▶ **GIVEN PROBLEM**:
Could you render the lines as a numbered list, starting at the line that contains "Text: 10a: 10a xyxy=(233,805,267,824)" and stopping after the line that contains "Text: 250: 250 xyxy=(680,586,709,599)", with any blank lines left out?

++++++

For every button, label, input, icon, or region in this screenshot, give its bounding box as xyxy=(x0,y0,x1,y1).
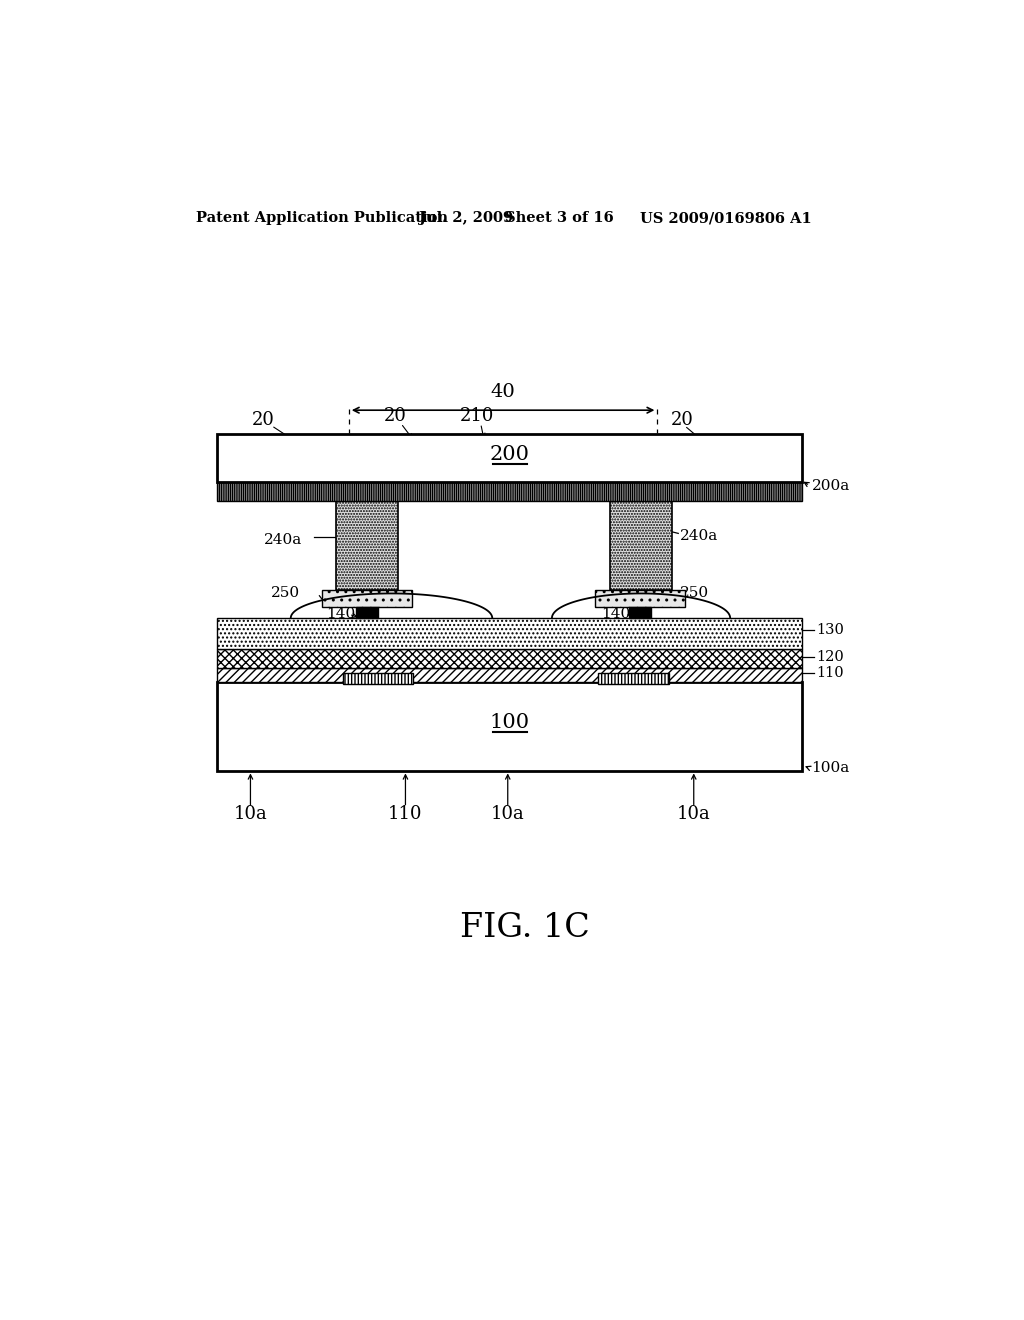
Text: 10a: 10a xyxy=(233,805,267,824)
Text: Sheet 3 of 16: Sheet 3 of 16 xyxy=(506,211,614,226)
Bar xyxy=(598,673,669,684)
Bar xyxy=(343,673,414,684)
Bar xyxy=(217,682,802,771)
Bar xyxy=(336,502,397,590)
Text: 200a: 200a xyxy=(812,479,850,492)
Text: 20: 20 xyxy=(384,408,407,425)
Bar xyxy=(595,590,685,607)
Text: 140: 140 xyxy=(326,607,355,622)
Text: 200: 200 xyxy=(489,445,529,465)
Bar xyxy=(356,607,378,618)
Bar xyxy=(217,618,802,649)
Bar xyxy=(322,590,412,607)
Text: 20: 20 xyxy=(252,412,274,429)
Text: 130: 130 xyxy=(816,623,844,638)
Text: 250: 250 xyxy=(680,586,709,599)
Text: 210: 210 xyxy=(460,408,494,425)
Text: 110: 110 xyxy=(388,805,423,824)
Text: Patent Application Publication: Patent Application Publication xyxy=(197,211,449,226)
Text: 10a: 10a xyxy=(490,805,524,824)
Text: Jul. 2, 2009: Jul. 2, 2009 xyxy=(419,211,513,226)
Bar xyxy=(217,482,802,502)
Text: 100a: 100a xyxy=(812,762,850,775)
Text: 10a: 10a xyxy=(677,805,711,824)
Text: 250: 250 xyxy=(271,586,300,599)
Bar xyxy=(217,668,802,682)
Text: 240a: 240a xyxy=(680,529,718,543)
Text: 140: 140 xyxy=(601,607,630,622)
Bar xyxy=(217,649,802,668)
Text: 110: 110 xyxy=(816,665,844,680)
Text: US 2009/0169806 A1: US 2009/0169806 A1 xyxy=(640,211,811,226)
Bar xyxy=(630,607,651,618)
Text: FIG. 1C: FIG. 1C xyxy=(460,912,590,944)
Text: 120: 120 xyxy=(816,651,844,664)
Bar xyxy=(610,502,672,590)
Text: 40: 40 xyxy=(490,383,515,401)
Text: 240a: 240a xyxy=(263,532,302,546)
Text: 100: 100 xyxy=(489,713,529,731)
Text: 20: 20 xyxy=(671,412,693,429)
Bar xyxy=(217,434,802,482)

++++++

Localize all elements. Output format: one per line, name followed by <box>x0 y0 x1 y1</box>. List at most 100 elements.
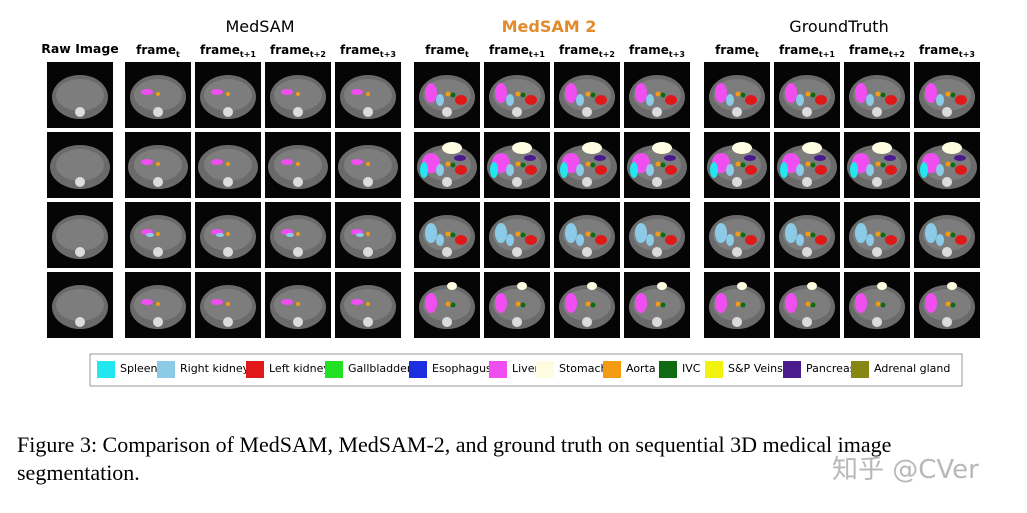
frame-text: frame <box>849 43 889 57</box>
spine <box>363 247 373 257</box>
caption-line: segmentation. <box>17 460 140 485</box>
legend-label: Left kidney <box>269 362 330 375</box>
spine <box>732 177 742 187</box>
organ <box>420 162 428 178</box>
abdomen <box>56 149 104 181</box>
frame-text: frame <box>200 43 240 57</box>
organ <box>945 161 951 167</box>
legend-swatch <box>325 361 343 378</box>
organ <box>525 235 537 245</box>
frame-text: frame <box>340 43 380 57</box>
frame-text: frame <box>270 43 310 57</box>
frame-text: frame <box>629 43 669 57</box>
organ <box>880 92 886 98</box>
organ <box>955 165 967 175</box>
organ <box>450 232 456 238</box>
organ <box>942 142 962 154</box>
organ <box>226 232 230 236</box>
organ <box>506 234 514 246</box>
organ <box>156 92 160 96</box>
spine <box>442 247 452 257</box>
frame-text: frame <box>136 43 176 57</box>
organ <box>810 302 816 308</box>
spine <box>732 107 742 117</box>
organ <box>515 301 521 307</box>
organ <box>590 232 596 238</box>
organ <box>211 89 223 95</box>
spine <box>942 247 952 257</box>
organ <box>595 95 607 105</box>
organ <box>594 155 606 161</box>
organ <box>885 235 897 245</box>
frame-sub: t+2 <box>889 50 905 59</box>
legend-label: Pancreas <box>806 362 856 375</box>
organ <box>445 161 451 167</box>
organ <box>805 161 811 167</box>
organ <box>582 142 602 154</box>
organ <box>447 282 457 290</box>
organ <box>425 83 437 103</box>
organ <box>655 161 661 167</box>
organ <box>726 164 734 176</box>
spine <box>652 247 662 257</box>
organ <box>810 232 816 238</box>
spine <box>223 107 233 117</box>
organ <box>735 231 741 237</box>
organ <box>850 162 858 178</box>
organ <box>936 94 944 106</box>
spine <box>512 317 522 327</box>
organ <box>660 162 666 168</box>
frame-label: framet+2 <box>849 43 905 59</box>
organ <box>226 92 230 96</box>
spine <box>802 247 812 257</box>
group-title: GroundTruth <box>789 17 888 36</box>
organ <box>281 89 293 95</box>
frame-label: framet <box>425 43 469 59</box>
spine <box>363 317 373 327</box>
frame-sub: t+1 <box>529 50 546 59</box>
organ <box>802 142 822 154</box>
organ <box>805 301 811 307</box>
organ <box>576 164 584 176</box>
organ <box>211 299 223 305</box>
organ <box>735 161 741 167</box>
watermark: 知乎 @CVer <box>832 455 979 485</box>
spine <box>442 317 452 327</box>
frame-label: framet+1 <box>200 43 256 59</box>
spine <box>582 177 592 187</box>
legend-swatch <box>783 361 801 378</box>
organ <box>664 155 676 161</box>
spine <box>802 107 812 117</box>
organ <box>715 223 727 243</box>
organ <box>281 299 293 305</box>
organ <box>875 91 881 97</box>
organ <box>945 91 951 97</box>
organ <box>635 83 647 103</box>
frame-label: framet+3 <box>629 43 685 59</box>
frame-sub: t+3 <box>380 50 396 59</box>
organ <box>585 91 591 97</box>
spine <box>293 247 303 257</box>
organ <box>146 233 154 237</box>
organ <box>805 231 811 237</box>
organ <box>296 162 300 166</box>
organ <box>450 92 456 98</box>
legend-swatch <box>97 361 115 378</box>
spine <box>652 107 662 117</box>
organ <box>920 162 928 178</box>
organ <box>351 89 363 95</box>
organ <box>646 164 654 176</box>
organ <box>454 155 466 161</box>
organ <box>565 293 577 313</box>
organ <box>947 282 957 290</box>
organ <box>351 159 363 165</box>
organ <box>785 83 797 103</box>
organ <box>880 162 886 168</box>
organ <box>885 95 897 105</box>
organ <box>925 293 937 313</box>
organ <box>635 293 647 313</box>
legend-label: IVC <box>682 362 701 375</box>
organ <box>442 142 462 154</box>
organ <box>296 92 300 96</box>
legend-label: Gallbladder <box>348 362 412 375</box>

++++++

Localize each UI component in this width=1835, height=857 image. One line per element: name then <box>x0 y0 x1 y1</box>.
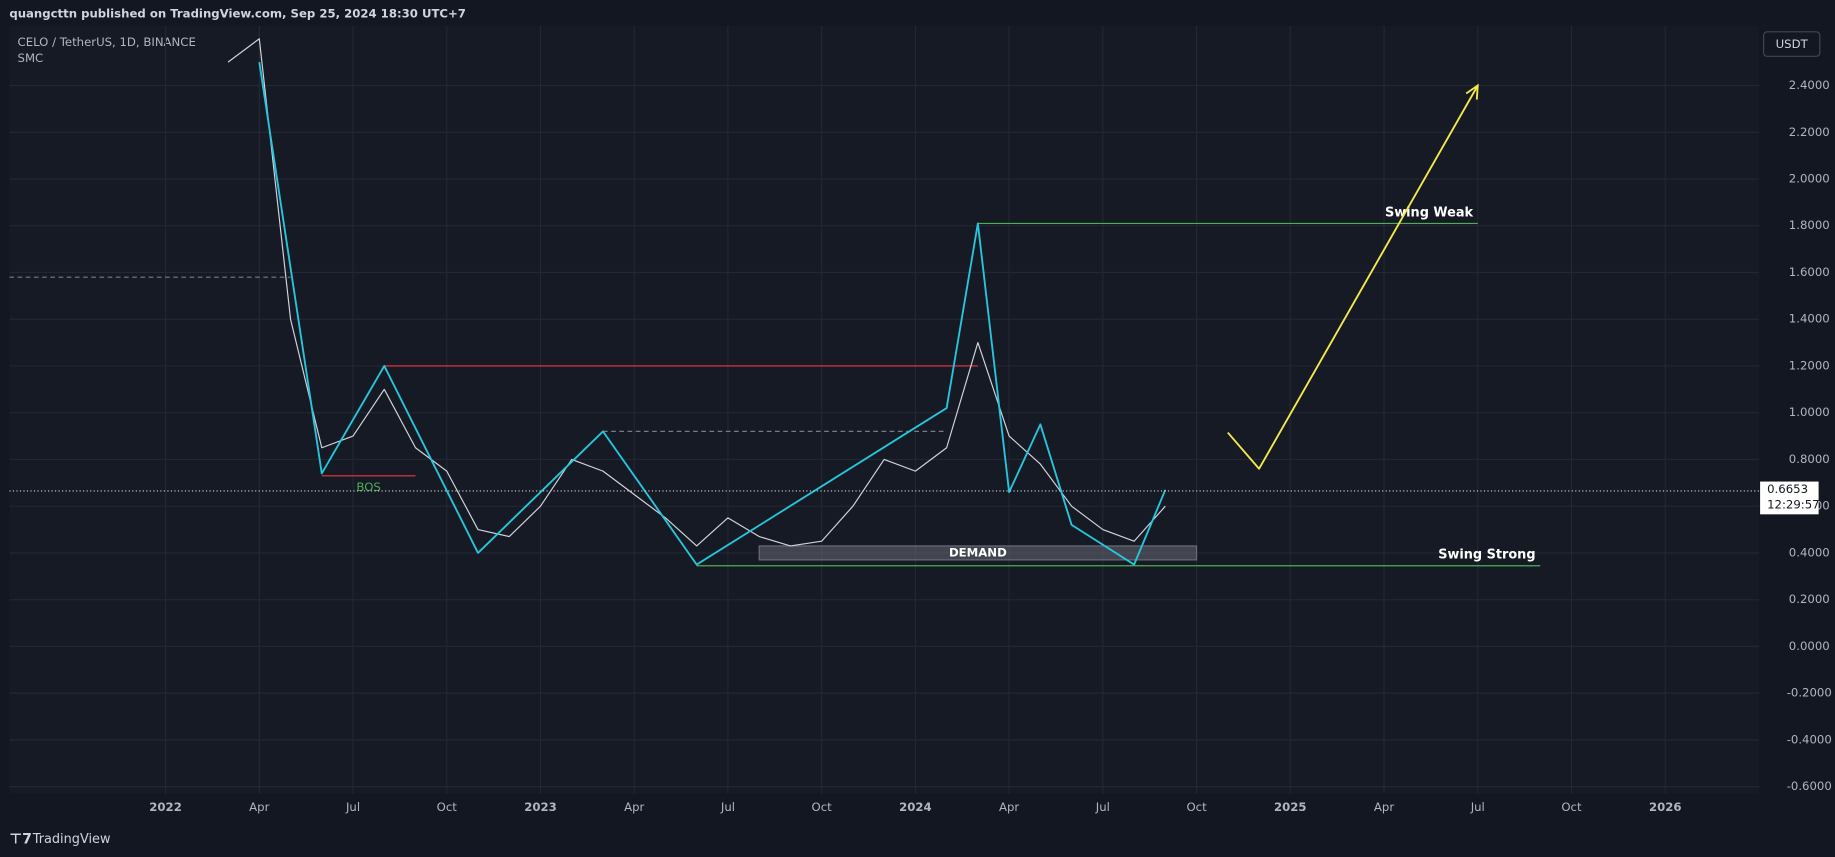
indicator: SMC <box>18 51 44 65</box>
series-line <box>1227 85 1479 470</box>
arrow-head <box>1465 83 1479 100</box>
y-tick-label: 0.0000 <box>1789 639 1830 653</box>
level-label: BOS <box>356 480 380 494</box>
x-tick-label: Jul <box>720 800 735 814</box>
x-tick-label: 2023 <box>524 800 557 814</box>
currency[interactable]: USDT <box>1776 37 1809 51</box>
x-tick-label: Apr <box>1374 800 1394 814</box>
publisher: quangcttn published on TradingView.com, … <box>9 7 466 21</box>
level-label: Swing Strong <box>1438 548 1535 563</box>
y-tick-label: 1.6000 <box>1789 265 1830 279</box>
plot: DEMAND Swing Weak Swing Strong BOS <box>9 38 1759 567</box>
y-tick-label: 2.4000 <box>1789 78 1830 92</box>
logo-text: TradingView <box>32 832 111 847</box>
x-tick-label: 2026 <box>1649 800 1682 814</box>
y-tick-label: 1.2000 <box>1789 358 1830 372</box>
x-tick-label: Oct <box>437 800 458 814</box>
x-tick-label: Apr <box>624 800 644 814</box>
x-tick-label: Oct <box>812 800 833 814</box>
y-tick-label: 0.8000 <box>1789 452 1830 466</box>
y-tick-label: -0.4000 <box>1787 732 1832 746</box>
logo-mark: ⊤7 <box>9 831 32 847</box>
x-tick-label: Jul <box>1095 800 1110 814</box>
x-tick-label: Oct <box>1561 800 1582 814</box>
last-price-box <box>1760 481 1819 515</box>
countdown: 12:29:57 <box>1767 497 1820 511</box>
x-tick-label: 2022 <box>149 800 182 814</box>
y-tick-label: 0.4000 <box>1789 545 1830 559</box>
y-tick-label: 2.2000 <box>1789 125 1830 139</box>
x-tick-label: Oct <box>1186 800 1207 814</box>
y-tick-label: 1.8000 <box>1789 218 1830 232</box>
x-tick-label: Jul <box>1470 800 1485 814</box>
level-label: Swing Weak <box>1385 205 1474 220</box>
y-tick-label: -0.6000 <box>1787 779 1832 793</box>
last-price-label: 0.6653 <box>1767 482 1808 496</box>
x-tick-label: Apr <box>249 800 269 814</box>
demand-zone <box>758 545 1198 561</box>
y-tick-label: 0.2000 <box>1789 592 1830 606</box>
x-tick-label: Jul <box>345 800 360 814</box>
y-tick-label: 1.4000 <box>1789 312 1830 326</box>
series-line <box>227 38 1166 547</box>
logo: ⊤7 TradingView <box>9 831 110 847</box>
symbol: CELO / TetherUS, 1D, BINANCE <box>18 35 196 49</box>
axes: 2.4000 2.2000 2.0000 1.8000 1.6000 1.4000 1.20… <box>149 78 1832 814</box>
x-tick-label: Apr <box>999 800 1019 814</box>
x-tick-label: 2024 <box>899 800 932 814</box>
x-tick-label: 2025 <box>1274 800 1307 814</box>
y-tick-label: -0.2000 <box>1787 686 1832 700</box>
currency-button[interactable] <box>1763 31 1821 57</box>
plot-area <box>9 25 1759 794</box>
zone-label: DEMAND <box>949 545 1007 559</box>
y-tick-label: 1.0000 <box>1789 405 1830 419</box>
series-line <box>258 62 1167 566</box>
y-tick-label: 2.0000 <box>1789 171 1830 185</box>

++++++

▶ **COMPLETE RESPONSE**:
1. Text: 10a: 10a xyxy=(233,805,267,824)
2. Text: Sheet 3 of 16: Sheet 3 of 16 xyxy=(506,211,614,226)
3. Bar xyxy=(598,673,669,684)
4. Bar xyxy=(343,673,414,684)
5. Bar xyxy=(217,682,802,771)
6. Bar xyxy=(336,502,397,590)
7. Text: 200a: 200a xyxy=(812,479,850,492)
8. Text: 20: 20 xyxy=(384,408,407,425)
9. Bar xyxy=(595,590,685,607)
10. Text: 140: 140 xyxy=(326,607,355,622)
11. Text: 200: 200 xyxy=(489,445,529,465)
12. Bar xyxy=(356,607,378,618)
13. Bar xyxy=(217,618,802,649)
14. Bar xyxy=(322,590,412,607)
15. Text: 20: 20 xyxy=(252,412,274,429)
16. Text: 130: 130 xyxy=(816,623,844,638)
17. Text: 250: 250 xyxy=(680,586,709,599)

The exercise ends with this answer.